→ **WORK TO BE COMPLETED**:
How many lines of the entries below include the word "title"? Answer with the number alone.
++++++++++++++++++++
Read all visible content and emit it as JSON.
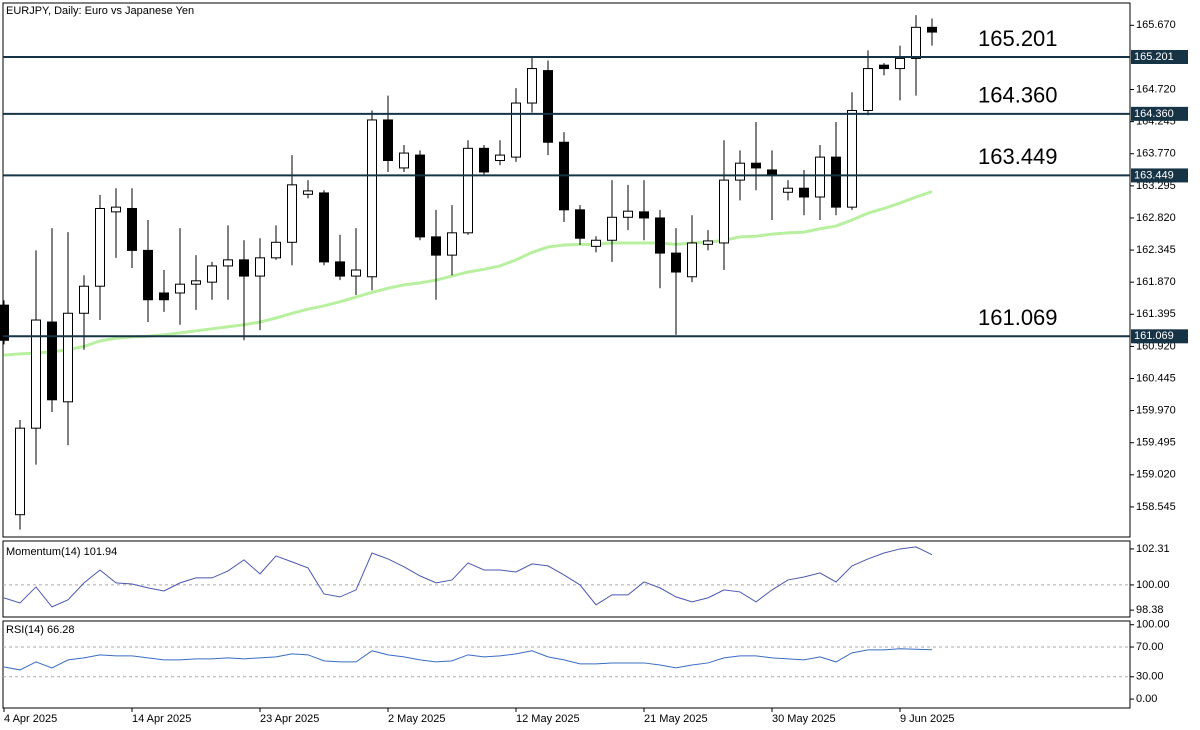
{
  "chart_data": [
    {
      "type": "candlestick",
      "title": "EURJPY, Daily:  Euro vs Japanese Yen",
      "categories": [
        "4 Apr 2025",
        null,
        null,
        null,
        null,
        null,
        null,
        null,
        "14 Apr 2025",
        null,
        null,
        null,
        null,
        null,
        null,
        null,
        "23 Apr 2025",
        null,
        null,
        null,
        null,
        null,
        null,
        null,
        "2 May 2025",
        null,
        null,
        null,
        null,
        null,
        null,
        null,
        "12 May 2025",
        null,
        null,
        null,
        null,
        null,
        null,
        null,
        "21 May 2025",
        null,
        null,
        null,
        null,
        null,
        null,
        null,
        "30 May 2025",
        null,
        null,
        null,
        null,
        null,
        null,
        null,
        "9 Jun 2025",
        null,
        null
      ],
      "ohlc": [
        [
          161.53,
          161.6,
          160.95,
          161.01
        ],
        [
          158.43,
          159.83,
          158.21,
          159.71
        ],
        [
          159.71,
          162.34,
          159.17,
          161.31
        ],
        [
          161.28,
          162.67,
          159.95,
          160.13
        ],
        [
          160.1,
          162.61,
          159.46,
          161.41
        ],
        [
          161.41,
          161.97,
          160.87,
          161.81
        ],
        [
          161.81,
          163.16,
          161.31,
          162.96
        ],
        [
          162.91,
          163.26,
          162.23,
          162.98
        ],
        [
          162.96,
          163.26,
          162.08,
          162.34
        ],
        [
          162.34,
          162.79,
          161.28,
          161.61
        ],
        [
          161.71,
          162.05,
          161.43,
          161.61
        ],
        [
          161.71,
          162.67,
          161.24,
          161.84
        ],
        [
          161.84,
          162.27,
          161.46,
          161.89
        ],
        [
          161.87,
          162.17,
          161.61,
          162.11
        ],
        [
          162.11,
          162.71,
          161.61,
          162.2
        ],
        [
          162.2,
          162.49,
          161.01,
          161.96
        ],
        [
          161.96,
          162.52,
          161.16,
          162.23
        ],
        [
          162.23,
          162.71,
          162.2,
          162.46
        ],
        [
          162.46,
          163.75,
          162.12,
          163.31
        ],
        [
          163.17,
          163.38,
          163.11,
          163.22
        ],
        [
          163.19,
          163.23,
          162.12,
          162.17
        ],
        [
          162.17,
          162.57,
          161.9,
          161.96
        ],
        [
          161.96,
          162.67,
          161.68,
          162.05
        ],
        [
          161.95,
          164.41,
          161.75,
          164.27
        ],
        [
          164.27,
          164.63,
          163.5,
          163.67
        ],
        [
          163.56,
          163.9,
          163.5,
          163.78
        ],
        [
          163.75,
          163.82,
          162.49,
          162.54
        ],
        [
          162.54,
          162.94,
          161.61,
          162.27
        ],
        [
          162.27,
          163.01,
          161.97,
          162.6
        ],
        [
          162.6,
          163.97,
          162.57,
          163.85
        ],
        [
          163.85,
          163.9,
          163.45,
          163.5
        ],
        [
          163.67,
          163.97,
          163.6,
          163.75
        ],
        [
          163.72,
          164.74,
          163.65,
          164.52
        ],
        [
          164.52,
          165.2,
          164.38,
          165.03
        ],
        [
          165.0,
          165.15,
          163.75,
          163.94
        ],
        [
          163.94,
          164.09,
          162.76,
          162.94
        ],
        [
          162.94,
          163.01,
          162.42,
          162.52
        ],
        [
          162.4,
          162.55,
          162.31,
          162.49
        ],
        [
          162.49,
          163.38,
          162.17,
          162.83
        ],
        [
          162.83,
          163.31,
          162.64,
          162.92
        ],
        [
          162.91,
          163.38,
          162.49,
          162.82
        ],
        [
          162.82,
          162.94,
          161.78,
          162.3
        ],
        [
          162.3,
          162.67,
          161.09,
          162.02
        ],
        [
          161.95,
          162.86,
          161.87,
          162.45
        ],
        [
          162.43,
          162.64,
          162.34,
          162.48
        ],
        [
          162.45,
          163.97,
          162.05,
          163.38
        ],
        [
          163.38,
          163.82,
          163.08,
          163.63
        ],
        [
          163.63,
          164.24,
          163.23,
          163.56
        ],
        [
          163.53,
          163.82,
          162.79,
          163.45
        ],
        [
          163.2,
          163.38,
          163.08,
          163.26
        ],
        [
          163.26,
          163.53,
          162.86,
          163.13
        ],
        [
          163.13,
          163.9,
          162.79,
          163.72
        ],
        [
          163.72,
          164.24,
          162.86,
          162.98
        ],
        [
          162.98,
          164.68,
          162.94,
          164.41
        ],
        [
          164.41,
          165.3,
          164.34,
          165.03
        ],
        [
          165.08,
          165.11,
          164.93,
          165.03
        ],
        [
          165.03,
          165.37,
          164.56,
          165.18
        ],
        [
          165.18,
          165.82,
          164.63,
          165.64
        ],
        [
          165.64,
          165.77,
          165.37,
          165.57
        ]
      ],
      "ma_values": [
        160.79,
        160.81,
        160.82,
        160.84,
        160.87,
        160.92,
        161.0,
        161.04,
        161.06,
        161.07,
        161.09,
        161.12,
        161.15,
        161.18,
        161.21,
        161.24,
        161.28,
        161.34,
        161.41,
        161.47,
        161.52,
        161.58,
        161.65,
        161.72,
        161.78,
        161.83,
        161.86,
        161.9,
        161.96,
        162.02,
        162.06,
        162.11,
        162.2,
        162.31,
        162.39,
        162.42,
        162.43,
        162.43,
        162.45,
        162.45,
        162.45,
        162.45,
        162.43,
        162.45,
        162.46,
        162.49,
        162.54,
        162.55,
        162.58,
        162.6,
        162.61,
        162.66,
        162.7,
        162.79,
        162.89,
        162.96,
        163.04,
        163.13,
        163.21
      ],
      "ma_color": "#b8f0a0",
      "levels": [
        165.201,
        {
          "value": 164.36,
          "label": "164.360"
        },
        163.449,
        161.069
      ],
      "level_color": "#173447",
      "ylim": [
        158.1,
        166.0
      ],
      "yticks": [
        {
          "value": 165.67,
          "label": "165.670"
        },
        {
          "value": 164.72,
          "label": "164.720"
        },
        164.245,
        {
          "value": 163.77,
          "label": "163.770"
        },
        163.295,
        {
          "value": 162.82,
          "label": "162.820"
        },
        162.345,
        {
          "value": 161.87,
          "label": "161.870"
        },
        161.395,
        {
          "value": 160.92,
          "label": "160.920"
        },
        160.445,
        {
          "value": 159.97,
          "label": "159.970"
        },
        159.495,
        {
          "value": 159.02,
          "label": "159.020"
        },
        158.545
      ]
    },
    {
      "type": "line",
      "title": "Momentum(14) 101.94",
      "values": [
        99.17,
        98.84,
        99.87,
        98.59,
        99.04,
        100.13,
        100.96,
        100.13,
        100.06,
        99.81,
        99.61,
        100.13,
        100.45,
        100.45,
        100.9,
        101.61,
        100.71,
        101.86,
        101.48,
        101.09,
        99.42,
        99.23,
        99.68,
        102.05,
        101.67,
        101.16,
        100.58,
        100.13,
        100.32,
        101.41,
        100.96,
        100.96,
        100.83,
        101.35,
        101.22,
        100.64,
        100.0,
        98.72,
        99.36,
        99.36,
        100.19,
        99.81,
        99.23,
        98.91,
        99.17,
        99.68,
        99.55,
        98.91,
        99.68,
        100.32,
        100.51,
        100.77,
        100.19,
        101.22,
        101.67,
        102.05,
        102.31,
        102.44,
        101.94
      ],
      "color": "#4b58b0",
      "ylim": [
        97.94,
        102.82
      ],
      "yticks": [
        102.31,
        {
          "value": 100,
          "label": "100.00"
        },
        98.38
      ],
      "grid_levels": [
        100
      ]
    },
    {
      "type": "line",
      "title": "RSI(14) 66.28",
      "values": [
        43.2,
        39.2,
        50.0,
        41.9,
        52.7,
        55.4,
        59.5,
        58.1,
        58.1,
        55.4,
        52.7,
        52.7,
        54.1,
        54.1,
        55.4,
        54.1,
        55.4,
        56.8,
        60.8,
        59.5,
        51.4,
        50.0,
        50.0,
        64.9,
        59.5,
        56.8,
        52.7,
        50.0,
        51.4,
        59.5,
        56.8,
        58.1,
        60.8,
        64.9,
        56.8,
        52.7,
        47.3,
        47.3,
        48.6,
        48.6,
        48.6,
        45.9,
        41.9,
        45.9,
        48.6,
        55.4,
        58.1,
        58.1,
        55.4,
        54.1,
        52.7,
        56.8,
        50.0,
        62.2,
        66.2,
        66.2,
        67.6,
        67.0,
        66.28
      ],
      "color": "#3a6cc4",
      "ylim": [
        -12,
        105
      ],
      "yticks": [
        {
          "value": 100,
          "label": "100.00"
        },
        {
          "value": 70,
          "label": "70.00"
        },
        {
          "value": 30,
          "label": "30.00"
        },
        {
          "value": 0,
          "label": "0.00"
        }
      ],
      "grid_levels": [
        70,
        30
      ]
    }
  ]
}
++++++++++++++++++++
→ **SOLUTION TO THIS PROBLEM**:
3